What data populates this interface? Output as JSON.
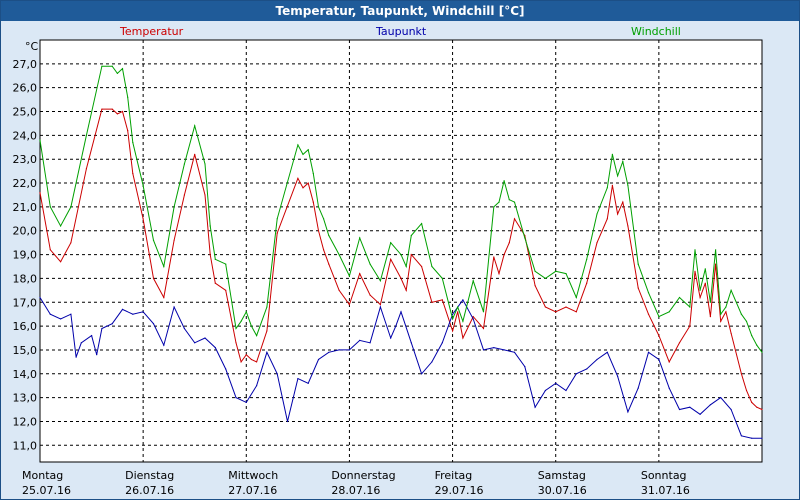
{
  "window": {
    "title": "Temperatur, Taupunkt, Windchill [°C]"
  },
  "colors": {
    "temperatur": "#cc0000",
    "taupunkt": "#0000aa",
    "windchill": "#00a000",
    "grid": "#000000",
    "plot_bg": "#ffffff"
  },
  "chart_data": {
    "type": "line",
    "title": "Temperatur, Taupunkt, Windchill [°C]",
    "unit": "°C",
    "ylabel": "°C",
    "ylim": [
      10.3,
      28.0
    ],
    "grid": true,
    "y_ticks": [
      "11,0",
      "12,0",
      "13,0",
      "14,0",
      "15,0",
      "16,0",
      "17,0",
      "18,0",
      "19,0",
      "20,0",
      "21,0",
      "22,0",
      "23,0",
      "24,0",
      "25,0",
      "26,0",
      "27,0"
    ],
    "x_ticks": [
      {
        "day": "Montag",
        "date": "25.07.16"
      },
      {
        "day": "Dienstag",
        "date": "26.07.16"
      },
      {
        "day": "Mittwoch",
        "date": "27.07.16"
      },
      {
        "day": "Donnerstag",
        "date": "28.07.16"
      },
      {
        "day": "Freitag",
        "date": "29.07.16"
      },
      {
        "day": "Samstag",
        "date": "30.07.16"
      },
      {
        "day": "Sonntag",
        "date": "31.07.16"
      }
    ],
    "x_range_days": [
      0,
      7.0
    ],
    "series": [
      {
        "name": "Temperatur",
        "color": "#cc0000",
        "x": [
          0,
          0.1,
          0.2,
          0.3,
          0.45,
          0.6,
          0.7,
          0.75,
          0.8,
          0.85,
          0.9,
          1.0,
          1.1,
          1.2,
          1.3,
          1.4,
          1.5,
          1.6,
          1.65,
          1.7,
          1.8,
          1.9,
          1.95,
          2.0,
          2.05,
          2.1,
          2.2,
          2.3,
          2.5,
          2.55,
          2.6,
          2.65,
          2.7,
          2.75,
          2.8,
          2.9,
          3.0,
          3.1,
          3.2,
          3.3,
          3.4,
          3.5,
          3.55,
          3.6,
          3.7,
          3.8,
          3.9,
          4.0,
          4.05,
          4.1,
          4.2,
          4.3,
          4.4,
          4.45,
          4.5,
          4.55,
          4.6,
          4.7,
          4.8,
          4.9,
          5.0,
          5.1,
          5.2,
          5.3,
          5.4,
          5.5,
          5.55,
          5.6,
          5.65,
          5.7,
          5.8,
          5.9,
          6.0,
          6.1,
          6.2,
          6.3,
          6.35,
          6.4,
          6.45,
          6.5,
          6.55,
          6.6,
          6.65,
          6.7,
          6.8,
          6.85,
          6.9,
          6.95,
          7.0
        ],
        "y": [
          21.6,
          19.2,
          18.7,
          19.5,
          22.6,
          25.1,
          25.1,
          24.9,
          25.0,
          24.2,
          22.4,
          20.5,
          18.0,
          17.2,
          19.6,
          21.5,
          23.2,
          21.5,
          19.0,
          17.8,
          17.5,
          15.3,
          14.5,
          14.8,
          14.6,
          14.5,
          15.8,
          19.9,
          22.2,
          21.8,
          22.0,
          21.2,
          20.0,
          19.2,
          18.6,
          17.5,
          16.9,
          18.2,
          17.3,
          16.9,
          18.8,
          18.0,
          17.5,
          19.0,
          18.5,
          17.0,
          17.1,
          15.8,
          16.6,
          15.5,
          16.4,
          15.9,
          18.9,
          18.2,
          19.0,
          19.5,
          20.5,
          19.8,
          17.7,
          16.8,
          16.6,
          16.8,
          16.6,
          17.8,
          19.5,
          20.5,
          21.9,
          20.7,
          21.2,
          20.2,
          17.6,
          16.5,
          15.6,
          14.5,
          15.3,
          16.0,
          18.3,
          17.2,
          17.8,
          16.4,
          18.6,
          16.2,
          16.6,
          15.7,
          14.0,
          13.3,
          12.8,
          12.6,
          12.5
        ]
      },
      {
        "name": "Taupunkt",
        "color": "#0000aa",
        "x": [
          0,
          0.1,
          0.2,
          0.3,
          0.35,
          0.4,
          0.5,
          0.55,
          0.6,
          0.7,
          0.8,
          0.9,
          1.0,
          1.1,
          1.2,
          1.3,
          1.4,
          1.5,
          1.6,
          1.7,
          1.8,
          1.9,
          2.0,
          2.1,
          2.2,
          2.3,
          2.4,
          2.5,
          2.6,
          2.7,
          2.8,
          2.9,
          3.0,
          3.1,
          3.2,
          3.3,
          3.4,
          3.45,
          3.5,
          3.6,
          3.7,
          3.8,
          3.9,
          4.0,
          4.1,
          4.2,
          4.3,
          4.4,
          4.5,
          4.6,
          4.7,
          4.8,
          4.9,
          5.0,
          5.1,
          5.2,
          5.3,
          5.4,
          5.5,
          5.6,
          5.7,
          5.8,
          5.9,
          6.0,
          6.1,
          6.2,
          6.3,
          6.4,
          6.5,
          6.6,
          6.7,
          6.8,
          6.9,
          7.0
        ],
        "y": [
          17.2,
          16.5,
          16.3,
          16.5,
          14.7,
          15.3,
          15.6,
          14.8,
          15.9,
          16.1,
          16.7,
          16.5,
          16.6,
          16.1,
          15.2,
          16.8,
          15.9,
          15.3,
          15.5,
          15.1,
          14.2,
          13.0,
          12.8,
          13.5,
          14.9,
          14.0,
          12.0,
          13.8,
          13.6,
          14.6,
          14.9,
          15.0,
          15.0,
          15.4,
          15.3,
          16.8,
          15.5,
          16.0,
          16.6,
          15.3,
          14.0,
          14.5,
          15.3,
          16.5,
          17.1,
          16.3,
          15.0,
          15.1,
          15.0,
          14.9,
          14.3,
          12.6,
          13.3,
          13.6,
          13.3,
          14.0,
          14.2,
          14.6,
          14.9,
          13.9,
          12.4,
          13.4,
          14.9,
          14.6,
          13.4,
          12.5,
          12.6,
          12.3,
          12.7,
          13.0,
          12.5,
          11.4,
          11.3,
          11.3
        ]
      },
      {
        "name": "Windchill",
        "color": "#00a000",
        "x": [
          0,
          0.1,
          0.2,
          0.3,
          0.45,
          0.6,
          0.7,
          0.75,
          0.8,
          0.85,
          0.9,
          1.0,
          1.1,
          1.2,
          1.3,
          1.4,
          1.5,
          1.6,
          1.65,
          1.7,
          1.8,
          1.9,
          1.95,
          2.0,
          2.05,
          2.1,
          2.2,
          2.3,
          2.5,
          2.55,
          2.6,
          2.65,
          2.7,
          2.75,
          2.8,
          2.9,
          3.0,
          3.1,
          3.2,
          3.3,
          3.4,
          3.5,
          3.55,
          3.6,
          3.7,
          3.8,
          3.9,
          4.0,
          4.05,
          4.1,
          4.2,
          4.3,
          4.4,
          4.45,
          4.5,
          4.55,
          4.6,
          4.7,
          4.8,
          4.9,
          5.0,
          5.1,
          5.2,
          5.3,
          5.4,
          5.5,
          5.55,
          5.6,
          5.65,
          5.7,
          5.8,
          5.9,
          6.0,
          6.1,
          6.2,
          6.3,
          6.35,
          6.4,
          6.45,
          6.5,
          6.55,
          6.6,
          6.65,
          6.7,
          6.8,
          6.85,
          6.9,
          6.95,
          7.0
        ],
        "y": [
          23.8,
          21.0,
          20.2,
          21.0,
          24.0,
          26.9,
          26.9,
          26.6,
          26.8,
          25.6,
          23.7,
          21.9,
          19.6,
          18.5,
          21.0,
          22.8,
          24.4,
          22.8,
          20.2,
          18.8,
          18.6,
          15.9,
          16.2,
          16.6,
          16.0,
          15.6,
          16.8,
          20.5,
          23.6,
          23.2,
          23.4,
          22.4,
          21.0,
          20.5,
          19.8,
          19.0,
          18.1,
          19.7,
          18.6,
          17.9,
          19.5,
          19.0,
          18.5,
          19.8,
          20.3,
          18.5,
          18.0,
          16.3,
          16.8,
          16.2,
          17.9,
          16.6,
          21.0,
          21.2,
          22.1,
          21.3,
          21.2,
          19.7,
          18.3,
          18.0,
          18.3,
          18.2,
          17.2,
          18.8,
          20.7,
          21.8,
          23.2,
          22.3,
          22.9,
          21.9,
          18.6,
          17.4,
          16.4,
          16.6,
          17.2,
          16.8,
          19.2,
          17.5,
          18.4,
          17.0,
          19.2,
          16.5,
          16.8,
          17.5,
          16.5,
          16.2,
          15.6,
          15.2,
          14.9
        ]
      }
    ]
  }
}
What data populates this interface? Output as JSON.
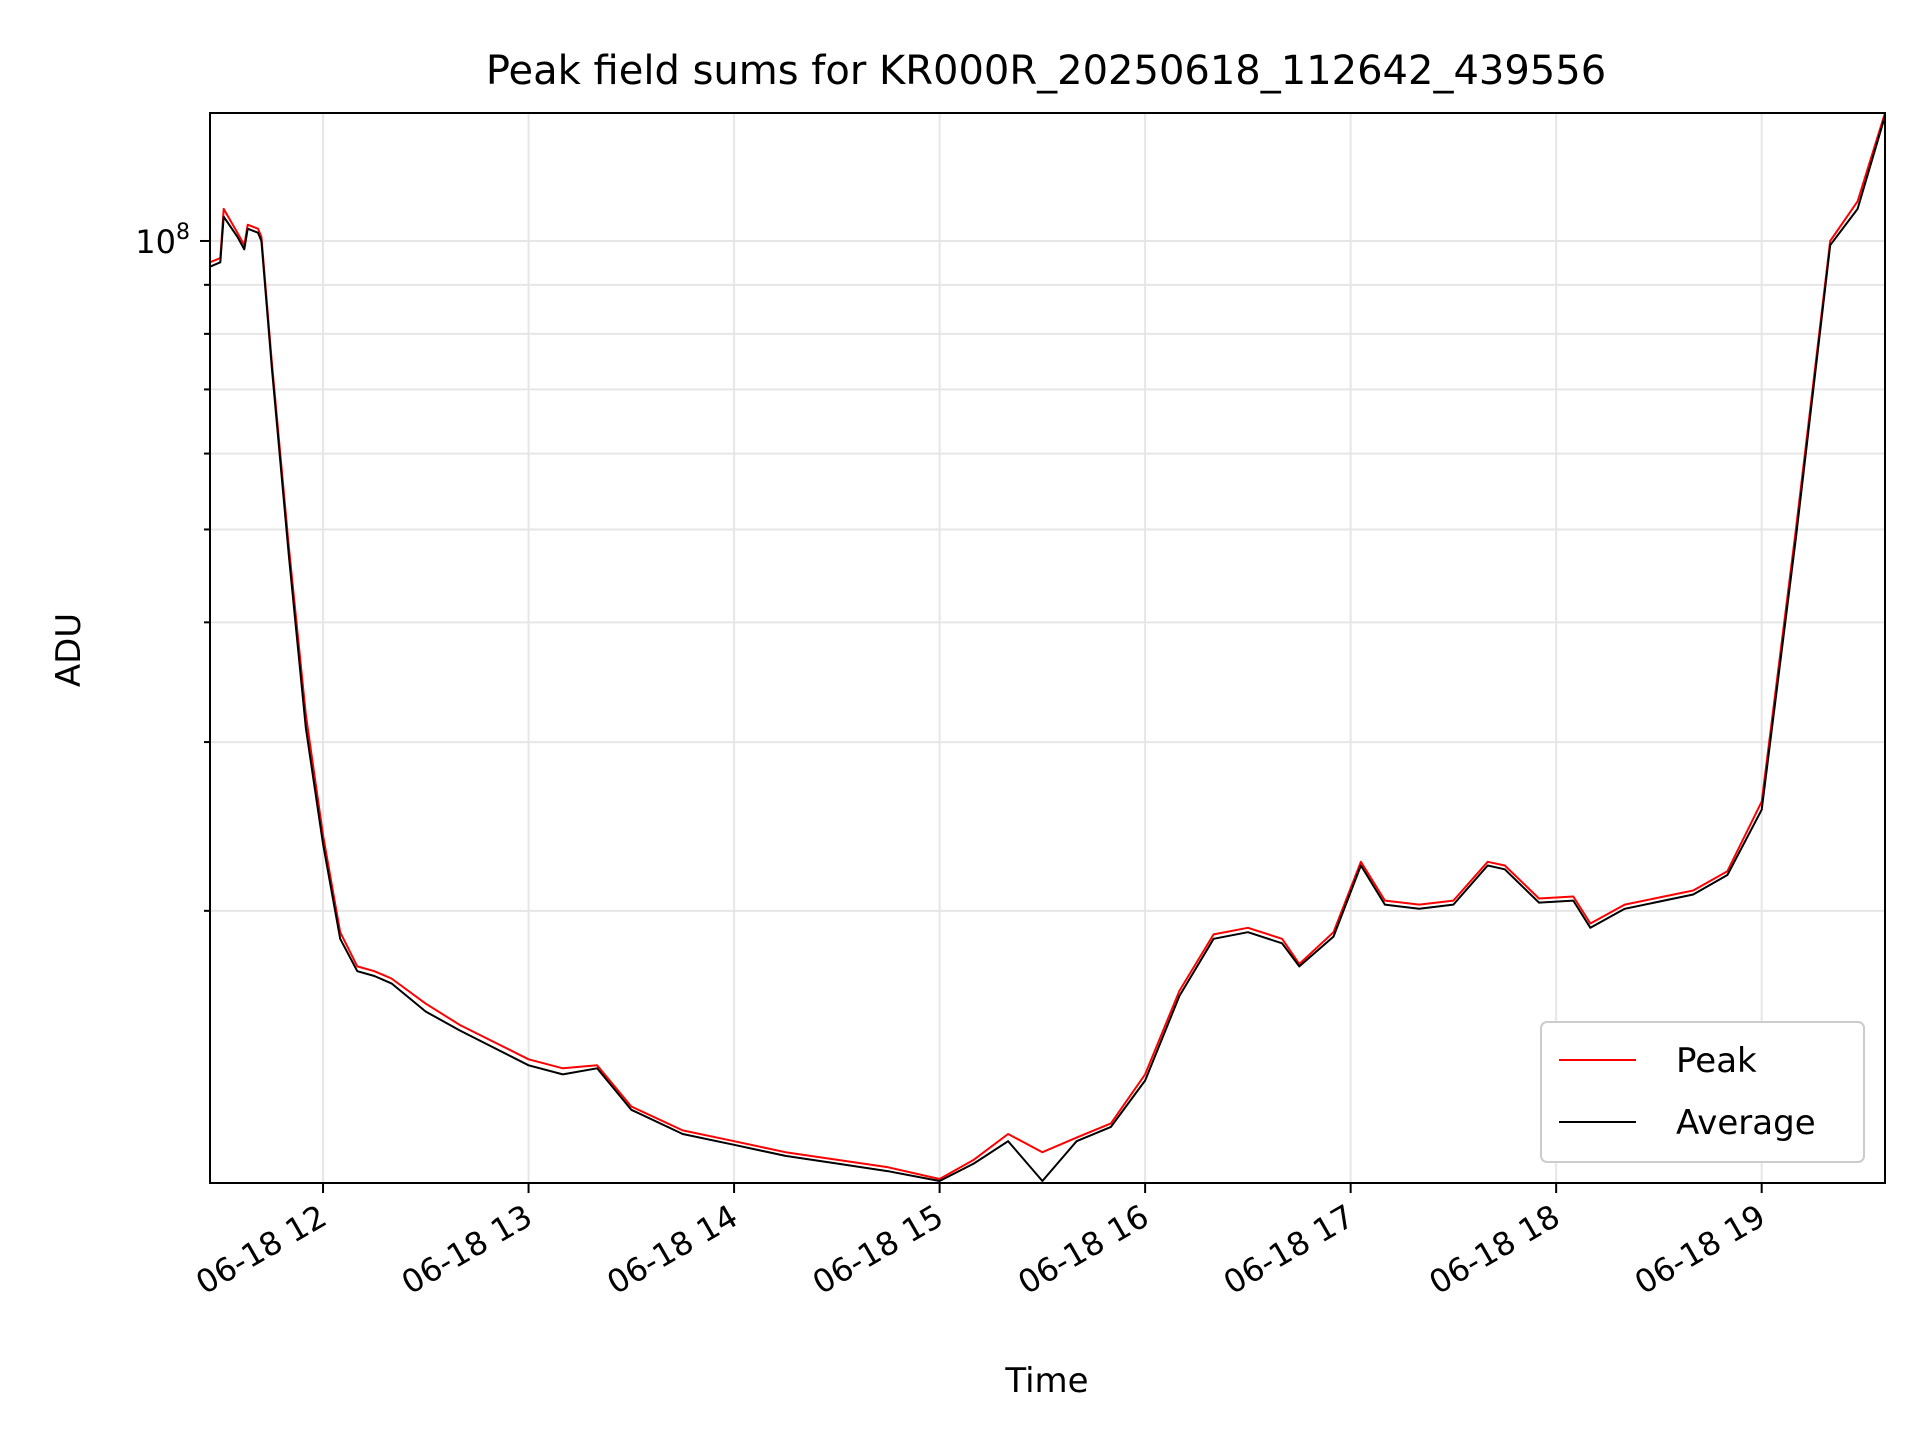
{
  "chart_data": {
    "type": "line",
    "title": "Peak field sums for KR000R_20250618_112642_439556",
    "xlabel": "Time",
    "ylabel": "ADU",
    "x_axis": "datetime",
    "x_tick_labels": [
      "06-18 12",
      "06-18 13",
      "06-18 14",
      "06-18 15",
      "06-18 16",
      "06-18 17",
      "06-18 18",
      "06-18 19"
    ],
    "xlim": [
      "2025-06-18 11:27",
      "2025-06-18 19:36"
    ],
    "y_scale": "log",
    "y_tick_labels": [
      {
        "base": "10",
        "exp": "8"
      }
    ],
    "ylim": [
      10400000,
      136000000
    ],
    "grid": true,
    "legend_position": "lower-right",
    "series": [
      {
        "name": "Peak",
        "color": "#ff0000",
        "x": [
          "2025-06-18 11:27",
          "2025-06-18 11:30",
          "2025-06-18 11:31",
          "2025-06-18 11:35",
          "2025-06-18 11:37",
          "2025-06-18 11:38",
          "2025-06-18 11:41",
          "2025-06-18 11:42",
          "2025-06-18 11:45",
          "2025-06-18 11:50",
          "2025-06-18 11:55",
          "2025-06-18 12:00",
          "2025-06-18 12:05",
          "2025-06-18 12:10",
          "2025-06-18 12:15",
          "2025-06-18 12:20",
          "2025-06-18 12:30",
          "2025-06-18 12:40",
          "2025-06-18 13:00",
          "2025-06-18 13:10",
          "2025-06-18 13:20",
          "2025-06-18 13:30",
          "2025-06-18 13:45",
          "2025-06-18 14:00",
          "2025-06-18 14:15",
          "2025-06-18 14:30",
          "2025-06-18 14:45",
          "2025-06-18 15:00",
          "2025-06-18 15:10",
          "2025-06-18 15:20",
          "2025-06-18 15:30",
          "2025-06-18 15:40",
          "2025-06-18 15:50",
          "2025-06-18 16:00",
          "2025-06-18 16:10",
          "2025-06-18 16:20",
          "2025-06-18 16:30",
          "2025-06-18 16:40",
          "2025-06-18 16:45",
          "2025-06-18 16:55",
          "2025-06-18 17:03",
          "2025-06-18 17:10",
          "2025-06-18 17:20",
          "2025-06-18 17:30",
          "2025-06-18 17:40",
          "2025-06-18 17:45",
          "2025-06-18 17:55",
          "2025-06-18 18:05",
          "2025-06-18 18:10",
          "2025-06-18 18:20",
          "2025-06-18 18:40",
          "2025-06-18 18:50",
          "2025-06-18 19:00",
          "2025-06-18 19:10",
          "2025-06-18 19:20",
          "2025-06-18 19:28",
          "2025-06-18 19:36"
        ],
        "y": [
          95000000,
          96000000,
          108000000,
          102000000,
          99000000,
          104000000,
          103000000,
          101000000,
          75000000,
          48000000,
          32000000,
          24000000,
          19000000,
          17500000,
          17300000,
          17000000,
          16000000,
          15200000,
          14000000,
          13700000,
          13800000,
          12500000,
          11800000,
          11500000,
          11200000,
          11000000,
          10800000,
          10500000,
          11000000,
          11700000,
          11200000,
          11600000,
          12000000,
          13500000,
          16500000,
          18900000,
          19200000,
          18700000,
          17600000,
          19000000,
          22500000,
          20500000,
          20300000,
          20500000,
          22500000,
          22300000,
          20600000,
          20700000,
          19400000,
          20300000,
          21000000,
          22000000,
          26000000,
          50000000,
          100000000,
          110000000,
          136000000
        ]
      },
      {
        "name": "Average",
        "color": "#000000",
        "x": [
          "2025-06-18 11:27",
          "2025-06-18 11:30",
          "2025-06-18 11:31",
          "2025-06-18 11:35",
          "2025-06-18 11:37",
          "2025-06-18 11:38",
          "2025-06-18 11:41",
          "2025-06-18 11:42",
          "2025-06-18 11:45",
          "2025-06-18 11:50",
          "2025-06-18 11:55",
          "2025-06-18 12:00",
          "2025-06-18 12:05",
          "2025-06-18 12:10",
          "2025-06-18 12:15",
          "2025-06-18 12:20",
          "2025-06-18 12:30",
          "2025-06-18 12:40",
          "2025-06-18 13:00",
          "2025-06-18 13:10",
          "2025-06-18 13:20",
          "2025-06-18 13:30",
          "2025-06-18 13:45",
          "2025-06-18 14:00",
          "2025-06-18 14:15",
          "2025-06-18 14:30",
          "2025-06-18 14:45",
          "2025-06-18 15:00",
          "2025-06-18 15:10",
          "2025-06-18 15:20",
          "2025-06-18 15:30",
          "2025-06-18 15:40",
          "2025-06-18 15:50",
          "2025-06-18 16:00",
          "2025-06-18 16:10",
          "2025-06-18 16:20",
          "2025-06-18 16:30",
          "2025-06-18 16:40",
          "2025-06-18 16:45",
          "2025-06-18 16:55",
          "2025-06-18 17:03",
          "2025-06-18 17:10",
          "2025-06-18 17:20",
          "2025-06-18 17:30",
          "2025-06-18 17:40",
          "2025-06-18 17:45",
          "2025-06-18 17:55",
          "2025-06-18 18:05",
          "2025-06-18 18:10",
          "2025-06-18 18:20",
          "2025-06-18 18:40",
          "2025-06-18 18:50",
          "2025-06-18 19:00",
          "2025-06-18 19:10",
          "2025-06-18 19:20",
          "2025-06-18 19:28",
          "2025-06-18 19:36"
        ],
        "y": [
          94000000,
          95000000,
          106000000,
          101000000,
          98000000,
          103000000,
          102000000,
          100000000,
          74000000,
          47000000,
          31000000,
          23500000,
          18700000,
          17300000,
          17100000,
          16800000,
          15700000,
          15000000,
          13800000,
          13500000,
          13700000,
          12400000,
          11700000,
          11400000,
          11100000,
          10900000,
          10700000,
          10450000,
          10900000,
          11500000,
          10450000,
          11500000,
          11900000,
          13300000,
          16300000,
          18700000,
          19000000,
          18500000,
          17500000,
          18800000,
          22300000,
          20300000,
          20100000,
          20300000,
          22300000,
          22100000,
          20400000,
          20500000,
          19200000,
          20100000,
          20800000,
          21800000,
          25500000,
          49000000,
          99000000,
          108000000,
          135000000
        ]
      }
    ]
  }
}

——

Filter the records, keeping only lines that contain "Peak", and show those lines.

    "title": "Peak field sums for KR000R_20250618_112642_439556",
        "name": "Peak",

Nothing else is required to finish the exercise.